- Set task
Quote the data below in full, please, without altering anything.

........

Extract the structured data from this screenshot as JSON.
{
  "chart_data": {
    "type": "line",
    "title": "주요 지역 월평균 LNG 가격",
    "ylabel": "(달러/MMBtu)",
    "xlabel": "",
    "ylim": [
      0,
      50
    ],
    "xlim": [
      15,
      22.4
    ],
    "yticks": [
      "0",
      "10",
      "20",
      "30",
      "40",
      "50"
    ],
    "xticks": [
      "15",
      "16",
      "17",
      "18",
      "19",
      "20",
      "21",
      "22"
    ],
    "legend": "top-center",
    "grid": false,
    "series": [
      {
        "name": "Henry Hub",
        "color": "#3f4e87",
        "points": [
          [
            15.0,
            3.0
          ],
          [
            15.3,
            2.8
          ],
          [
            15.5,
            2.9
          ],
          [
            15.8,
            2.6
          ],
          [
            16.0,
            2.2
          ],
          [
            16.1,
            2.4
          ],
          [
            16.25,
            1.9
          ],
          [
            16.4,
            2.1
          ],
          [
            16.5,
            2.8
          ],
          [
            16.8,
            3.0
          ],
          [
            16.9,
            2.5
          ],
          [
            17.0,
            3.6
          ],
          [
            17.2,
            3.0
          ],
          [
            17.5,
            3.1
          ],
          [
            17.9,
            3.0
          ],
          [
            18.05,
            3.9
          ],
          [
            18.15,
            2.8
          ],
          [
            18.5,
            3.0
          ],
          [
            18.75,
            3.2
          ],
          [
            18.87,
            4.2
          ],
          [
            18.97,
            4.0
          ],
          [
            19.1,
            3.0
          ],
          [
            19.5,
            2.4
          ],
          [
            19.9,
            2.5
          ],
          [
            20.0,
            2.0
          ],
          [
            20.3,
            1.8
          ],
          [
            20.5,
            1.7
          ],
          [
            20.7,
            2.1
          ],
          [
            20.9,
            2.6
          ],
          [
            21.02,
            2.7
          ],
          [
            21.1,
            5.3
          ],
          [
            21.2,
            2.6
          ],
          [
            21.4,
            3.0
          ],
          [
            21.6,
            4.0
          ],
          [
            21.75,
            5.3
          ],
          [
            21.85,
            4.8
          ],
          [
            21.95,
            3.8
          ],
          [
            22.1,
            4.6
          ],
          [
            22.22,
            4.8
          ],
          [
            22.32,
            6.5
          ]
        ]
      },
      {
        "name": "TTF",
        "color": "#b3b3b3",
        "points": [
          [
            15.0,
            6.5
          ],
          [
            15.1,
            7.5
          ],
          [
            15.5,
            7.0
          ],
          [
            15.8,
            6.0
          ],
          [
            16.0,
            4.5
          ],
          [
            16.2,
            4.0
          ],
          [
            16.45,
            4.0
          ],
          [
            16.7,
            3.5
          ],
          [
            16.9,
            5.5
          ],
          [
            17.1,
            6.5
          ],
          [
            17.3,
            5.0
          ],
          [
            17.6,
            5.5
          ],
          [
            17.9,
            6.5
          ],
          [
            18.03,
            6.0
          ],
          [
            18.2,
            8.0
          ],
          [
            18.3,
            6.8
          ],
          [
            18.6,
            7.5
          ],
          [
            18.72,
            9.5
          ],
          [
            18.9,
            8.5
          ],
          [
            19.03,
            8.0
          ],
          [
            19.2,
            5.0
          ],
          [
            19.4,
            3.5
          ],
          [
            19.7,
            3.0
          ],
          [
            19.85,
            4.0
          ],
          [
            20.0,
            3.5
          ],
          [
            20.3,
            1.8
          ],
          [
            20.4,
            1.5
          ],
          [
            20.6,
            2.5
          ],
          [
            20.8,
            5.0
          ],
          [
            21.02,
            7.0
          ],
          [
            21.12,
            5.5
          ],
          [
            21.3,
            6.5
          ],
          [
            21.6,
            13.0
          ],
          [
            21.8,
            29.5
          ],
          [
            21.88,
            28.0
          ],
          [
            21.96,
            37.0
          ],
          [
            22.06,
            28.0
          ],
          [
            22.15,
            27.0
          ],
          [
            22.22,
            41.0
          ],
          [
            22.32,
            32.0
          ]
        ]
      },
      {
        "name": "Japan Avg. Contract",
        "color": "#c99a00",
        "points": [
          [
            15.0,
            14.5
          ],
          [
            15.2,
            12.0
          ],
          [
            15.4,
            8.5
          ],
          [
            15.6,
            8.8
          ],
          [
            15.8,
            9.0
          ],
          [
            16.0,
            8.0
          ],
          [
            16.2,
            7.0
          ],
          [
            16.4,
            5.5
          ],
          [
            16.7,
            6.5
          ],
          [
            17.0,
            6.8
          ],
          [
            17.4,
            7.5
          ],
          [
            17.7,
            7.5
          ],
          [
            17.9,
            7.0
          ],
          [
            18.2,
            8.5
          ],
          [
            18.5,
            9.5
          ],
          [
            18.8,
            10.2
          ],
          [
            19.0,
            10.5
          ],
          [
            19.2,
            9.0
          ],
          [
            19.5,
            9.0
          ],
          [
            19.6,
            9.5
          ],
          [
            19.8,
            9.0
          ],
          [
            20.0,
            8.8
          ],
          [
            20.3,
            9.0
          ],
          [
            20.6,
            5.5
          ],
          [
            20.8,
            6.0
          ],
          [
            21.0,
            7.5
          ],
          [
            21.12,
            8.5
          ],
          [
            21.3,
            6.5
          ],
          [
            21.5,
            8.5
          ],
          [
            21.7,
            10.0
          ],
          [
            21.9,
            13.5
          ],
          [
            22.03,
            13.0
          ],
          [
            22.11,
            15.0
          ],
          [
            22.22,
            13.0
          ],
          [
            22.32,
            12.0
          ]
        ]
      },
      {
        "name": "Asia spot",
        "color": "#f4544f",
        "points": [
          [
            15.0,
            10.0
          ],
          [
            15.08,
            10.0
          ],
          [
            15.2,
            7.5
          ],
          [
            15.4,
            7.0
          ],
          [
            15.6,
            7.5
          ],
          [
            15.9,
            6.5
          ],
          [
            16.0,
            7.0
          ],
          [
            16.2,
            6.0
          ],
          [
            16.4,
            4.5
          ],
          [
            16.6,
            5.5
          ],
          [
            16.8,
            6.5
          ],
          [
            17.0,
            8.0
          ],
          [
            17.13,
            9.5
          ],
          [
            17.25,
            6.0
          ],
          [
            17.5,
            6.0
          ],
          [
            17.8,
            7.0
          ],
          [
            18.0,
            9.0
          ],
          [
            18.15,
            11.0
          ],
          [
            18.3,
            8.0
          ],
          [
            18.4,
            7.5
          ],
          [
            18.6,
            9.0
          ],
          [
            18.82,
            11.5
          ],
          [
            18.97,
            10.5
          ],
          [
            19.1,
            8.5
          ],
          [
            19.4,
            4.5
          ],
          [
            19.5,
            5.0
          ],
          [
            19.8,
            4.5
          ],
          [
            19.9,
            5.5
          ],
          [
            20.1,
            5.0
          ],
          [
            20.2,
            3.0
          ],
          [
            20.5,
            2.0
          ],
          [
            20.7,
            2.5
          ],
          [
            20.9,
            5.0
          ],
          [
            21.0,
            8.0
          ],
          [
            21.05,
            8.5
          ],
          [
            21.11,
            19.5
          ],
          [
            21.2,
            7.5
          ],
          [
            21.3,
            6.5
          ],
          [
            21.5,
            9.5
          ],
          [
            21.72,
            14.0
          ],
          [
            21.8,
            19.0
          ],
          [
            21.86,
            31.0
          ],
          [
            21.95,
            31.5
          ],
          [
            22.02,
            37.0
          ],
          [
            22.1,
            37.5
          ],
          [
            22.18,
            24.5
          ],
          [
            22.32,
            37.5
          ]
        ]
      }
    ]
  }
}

........

- Solution
Extract the structured data from this screenshot as JSON.
{
  "chart_data": {
    "type": "line",
    "title": "주요 지역 월평균 LNG 가격",
    "ylabel": "(달러/MMBtu)",
    "xlabel": "",
    "ylim": [
      0,
      50
    ],
    "xlim": [
      15,
      22.4
    ],
    "yticks": [
      "0",
      "10",
      "20",
      "30",
      "40",
      "50"
    ],
    "xticks": [
      "15",
      "16",
      "17",
      "18",
      "19",
      "20",
      "21",
      "22"
    ],
    "legend": "top-center",
    "grid": false,
    "series": [
      {
        "name": "Henry Hub",
        "color": "#3f4e87",
        "points": [
          [
            15.0,
            3.0
          ],
          [
            15.3,
            2.8
          ],
          [
            15.5,
            2.9
          ],
          [
            15.8,
            2.6
          ],
          [
            16.0,
            2.2
          ],
          [
            16.1,
            2.4
          ],
          [
            16.25,
            1.9
          ],
          [
            16.4,
            2.1
          ],
          [
            16.5,
            2.8
          ],
          [
            16.8,
            3.0
          ],
          [
            16.9,
            2.5
          ],
          [
            17.0,
            3.6
          ],
          [
            17.2,
            3.0
          ],
          [
            17.5,
            3.1
          ],
          [
            17.9,
            3.0
          ],
          [
            18.05,
            3.9
          ],
          [
            18.15,
            2.8
          ],
          [
            18.5,
            3.0
          ],
          [
            18.75,
            3.2
          ],
          [
            18.87,
            4.2
          ],
          [
            18.97,
            4.0
          ],
          [
            19.1,
            3.0
          ],
          [
            19.5,
            2.4
          ],
          [
            19.9,
            2.5
          ],
          [
            20.0,
            2.0
          ],
          [
            20.3,
            1.8
          ],
          [
            20.5,
            1.7
          ],
          [
            20.7,
            2.1
          ],
          [
            20.9,
            2.6
          ],
          [
            21.02,
            2.7
          ],
          [
            21.1,
            5.3
          ],
          [
            21.2,
            2.6
          ],
          [
            21.4,
            3.0
          ],
          [
            21.6,
            4.0
          ],
          [
            21.75,
            5.3
          ],
          [
            21.85,
            4.8
          ],
          [
            21.95,
            3.8
          ],
          [
            22.1,
            4.6
          ],
          [
            22.22,
            4.8
          ],
          [
            22.32,
            6.5
          ]
        ]
      },
      {
        "name": "TTF",
        "color": "#b3b3b3",
        "points": [
          [
            15.0,
            6.5
          ],
          [
            15.1,
            7.5
          ],
          [
            15.5,
            7.0
          ],
          [
            15.8,
            6.0
          ],
          [
            16.0,
            4.5
          ],
          [
            16.2,
            4.0
          ],
          [
            16.45,
            4.0
          ],
          [
            16.7,
            3.5
          ],
          [
            16.9,
            5.5
          ],
          [
            17.1,
            6.5
          ],
          [
            17.3,
            5.0
          ],
          [
            17.6,
            5.5
          ],
          [
            17.9,
            6.5
          ],
          [
            18.03,
            6.0
          ],
          [
            18.2,
            8.0
          ],
          [
            18.3,
            6.8
          ],
          [
            18.6,
            7.5
          ],
          [
            18.72,
            9.5
          ],
          [
            18.9,
            8.5
          ],
          [
            19.03,
            8.0
          ],
          [
            19.2,
            5.0
          ],
          [
            19.4,
            3.5
          ],
          [
            19.7,
            3.0
          ],
          [
            19.85,
            4.0
          ],
          [
            20.0,
            3.5
          ],
          [
            20.3,
            1.8
          ],
          [
            20.4,
            1.5
          ],
          [
            20.6,
            2.5
          ],
          [
            20.8,
            5.0
          ],
          [
            21.02,
            7.0
          ],
          [
            21.12,
            5.5
          ],
          [
            21.3,
            6.5
          ],
          [
            21.6,
            13.0
          ],
          [
            21.8,
            29.5
          ],
          [
            21.88,
            28.0
          ],
          [
            21.96,
            37.0
          ],
          [
            22.06,
            28.0
          ],
          [
            22.15,
            27.0
          ],
          [
            22.22,
            41.0
          ],
          [
            22.32,
            32.0
          ]
        ]
      },
      {
        "name": "Japan Avg. Contract",
        "color": "#c99a00",
        "points": [
          [
            15.0,
            14.5
          ],
          [
            15.2,
            12.0
          ],
          [
            15.4,
            8.5
          ],
          [
            15.6,
            8.8
          ],
          [
            15.8,
            9.0
          ],
          [
            16.0,
            8.0
          ],
          [
            16.2,
            7.0
          ],
          [
            16.4,
            5.5
          ],
          [
            16.7,
            6.5
          ],
          [
            17.0,
            6.8
          ],
          [
            17.4,
            7.5
          ],
          [
            17.7,
            7.5
          ],
          [
            17.9,
            7.0
          ],
          [
            18.2,
            8.5
          ],
          [
            18.5,
            9.5
          ],
          [
            18.8,
            10.2
          ],
          [
            19.0,
            10.5
          ],
          [
            19.2,
            9.0
          ],
          [
            19.5,
            9.0
          ],
          [
            19.6,
            9.5
          ],
          [
            19.8,
            9.0
          ],
          [
            20.0,
            8.8
          ],
          [
            20.3,
            9.0
          ],
          [
            20.6,
            5.5
          ],
          [
            20.8,
            6.0
          ],
          [
            21.0,
            7.5
          ],
          [
            21.12,
            8.5
          ],
          [
            21.3,
            6.5
          ],
          [
            21.5,
            8.5
          ],
          [
            21.7,
            10.0
          ],
          [
            21.9,
            13.5
          ],
          [
            22.03,
            13.0
          ],
          [
            22.11,
            15.0
          ],
          [
            22.22,
            13.0
          ],
          [
            22.32,
            12.0
          ]
        ]
      },
      {
        "name": "Asia spot",
        "color": "#f4544f",
        "points": [
          [
            15.0,
            10.0
          ],
          [
            15.08,
            10.0
          ],
          [
            15.2,
            7.5
          ],
          [
            15.4,
            7.0
          ],
          [
            15.6,
            7.5
          ],
          [
            15.9,
            6.5
          ],
          [
            16.0,
            7.0
          ],
          [
            16.2,
            6.0
          ],
          [
            16.4,
            4.5
          ],
          [
            16.6,
            5.5
          ],
          [
            16.8,
            6.5
          ],
          [
            17.0,
            8.0
          ],
          [
            17.13,
            9.5
          ],
          [
            17.25,
            6.0
          ],
          [
            17.5,
            6.0
          ],
          [
            17.8,
            7.0
          ],
          [
            18.0,
            9.0
          ],
          [
            18.15,
            11.0
          ],
          [
            18.3,
            8.0
          ],
          [
            18.4,
            7.5
          ],
          [
            18.6,
            9.0
          ],
          [
            18.82,
            11.5
          ],
          [
            18.97,
            10.5
          ],
          [
            19.1,
            8.5
          ],
          [
            19.4,
            4.5
          ],
          [
            19.5,
            5.0
          ],
          [
            19.8,
            4.5
          ],
          [
            19.9,
            5.5
          ],
          [
            20.1,
            5.0
          ],
          [
            20.2,
            3.0
          ],
          [
            20.5,
            2.0
          ],
          [
            20.7,
            2.5
          ],
          [
            20.9,
            5.0
          ],
          [
            21.0,
            8.0
          ],
          [
            21.05,
            8.5
          ],
          [
            21.11,
            19.5
          ],
          [
            21.2,
            7.5
          ],
          [
            21.3,
            6.5
          ],
          [
            21.5,
            9.5
          ],
          [
            21.72,
            14.0
          ],
          [
            21.8,
            19.0
          ],
          [
            21.86,
            31.0
          ],
          [
            21.95,
            31.5
          ],
          [
            22.02,
            37.0
          ],
          [
            22.1,
            37.5
          ],
          [
            22.18,
            24.5
          ],
          [
            22.32,
            37.5
          ]
        ]
      }
    ]
  }
}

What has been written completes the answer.